● **Stated goal**
Quote the whole listing word for word, please.

# START OF Data to use

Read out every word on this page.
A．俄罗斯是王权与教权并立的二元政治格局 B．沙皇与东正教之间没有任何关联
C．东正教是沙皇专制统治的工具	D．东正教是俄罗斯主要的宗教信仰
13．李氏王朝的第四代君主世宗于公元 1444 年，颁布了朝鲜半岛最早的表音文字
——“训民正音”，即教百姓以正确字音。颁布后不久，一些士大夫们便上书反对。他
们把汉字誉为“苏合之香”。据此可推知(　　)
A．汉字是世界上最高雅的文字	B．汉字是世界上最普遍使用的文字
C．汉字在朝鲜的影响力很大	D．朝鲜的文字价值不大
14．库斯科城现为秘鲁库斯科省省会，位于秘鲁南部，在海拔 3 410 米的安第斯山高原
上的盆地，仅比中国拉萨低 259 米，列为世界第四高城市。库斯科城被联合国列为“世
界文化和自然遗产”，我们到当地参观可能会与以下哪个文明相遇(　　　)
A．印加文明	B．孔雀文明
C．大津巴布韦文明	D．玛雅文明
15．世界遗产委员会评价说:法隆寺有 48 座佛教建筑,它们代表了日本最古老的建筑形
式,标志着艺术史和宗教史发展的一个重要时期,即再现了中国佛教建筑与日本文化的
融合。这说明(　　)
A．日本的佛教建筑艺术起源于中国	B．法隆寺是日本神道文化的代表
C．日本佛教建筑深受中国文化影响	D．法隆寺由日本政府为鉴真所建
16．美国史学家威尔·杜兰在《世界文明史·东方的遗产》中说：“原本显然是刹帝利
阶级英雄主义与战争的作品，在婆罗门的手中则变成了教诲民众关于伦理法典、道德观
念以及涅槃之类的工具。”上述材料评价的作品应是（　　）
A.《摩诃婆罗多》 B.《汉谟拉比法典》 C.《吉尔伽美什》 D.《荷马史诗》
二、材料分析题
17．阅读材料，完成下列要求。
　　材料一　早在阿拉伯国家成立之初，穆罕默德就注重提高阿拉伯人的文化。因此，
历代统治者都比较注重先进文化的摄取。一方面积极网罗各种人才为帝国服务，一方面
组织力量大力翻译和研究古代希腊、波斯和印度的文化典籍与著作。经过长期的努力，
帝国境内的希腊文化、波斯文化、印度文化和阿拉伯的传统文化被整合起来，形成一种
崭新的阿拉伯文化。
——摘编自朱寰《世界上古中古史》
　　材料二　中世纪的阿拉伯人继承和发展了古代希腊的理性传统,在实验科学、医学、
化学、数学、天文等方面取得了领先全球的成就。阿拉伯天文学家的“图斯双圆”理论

# END OF Data to use

● **Reply**
Read out every word on this page.
A．俄罗斯是王权与教权并立的二元政治格局 B．沙皇与东正教之间没有任何关联
C．东正教是沙皇专制统治的工具	D．东正教是俄罗斯主要的宗教信仰
13．李氏王朝的第四代君主世宗于公元 1444 年，颁布了朝鲜半岛最早的表音文字
——“训民正音”，即教百姓以正确字音。颁布后不久，一些士大夫们便上书反对。他
们把汉字誉为“苏合之香”。据此可推知(　　)
A．汉字是世界上最高雅的文字	B．汉字是世界上最普遍使用的文字
C．汉字在朝鲜的影响力很大	D．朝鲜的文字价值不大
14．库斯科城现为秘鲁库斯科省省会，位于秘鲁南部，在海拔 3 410 米的安第斯山高原
上的盆地，仅比中国拉萨低 259 米，列为世界第四高城市。库斯科城被联合国列为“世
界文化和自然遗产”，我们到当地参观可能会与以下哪个文明相遇(　　　)
A．印加文明	B．孔雀文明
C．大津巴布韦文明	D．玛雅文明
15．世界遗产委员会评价说:法隆寺有 48 座佛教建筑,它们代表了日本最古老的建筑形
式,标志着艺术史和宗教史发展的一个重要时期,即再现了中国佛教建筑与日本文化的
融合。这说明(　　)
A．日本的佛教建筑艺术起源于中国	B．法隆寺是日本神道文化的代表
C．日本佛教建筑深受中国文化影响	D．法隆寺由日本政府为鉴真所建
16．美国史学家威尔·杜兰在《世界文明史·东方的遗产》中说：“原本显然是刹帝利
阶级英雄主义与战争的作品，在婆罗门的手中则变成了教诲民众关于伦理法典、道德观
念以及涅槃之类的工具。”上述材料评价的作品应是（　　）
A.《摩诃婆罗多》 B.《汉谟拉比法典》 C.《吉尔伽美什》 D.《荷马史诗》
二、材料分析题
17．阅读材料，完成下列要求。
　　材料一　早在阿拉伯国家成立之初，穆罕默德就注重提高阿拉伯人的文化。因此，
历代统治者都比较注重先进文化的摄取。一方面积极网罗各种人才为帝国服务，一方面
组织力量大力翻译和研究古代希腊、波斯和印度的文化典籍与著作。经过长期的努力，
帝国境内的希腊文化、波斯文化、印度文化和阿拉伯的传统文化被整合起来，形成一种
崭新的阿拉伯文化。
——摘编自朱寰《世界上古中古史》
　　材料二　中世纪的阿拉伯人继承和发展了古代希腊的理性传统,在实验科学、医学、
化学、数学、天文等方面取得了领先全球的成就。阿拉伯天文学家的“图斯双圆”理论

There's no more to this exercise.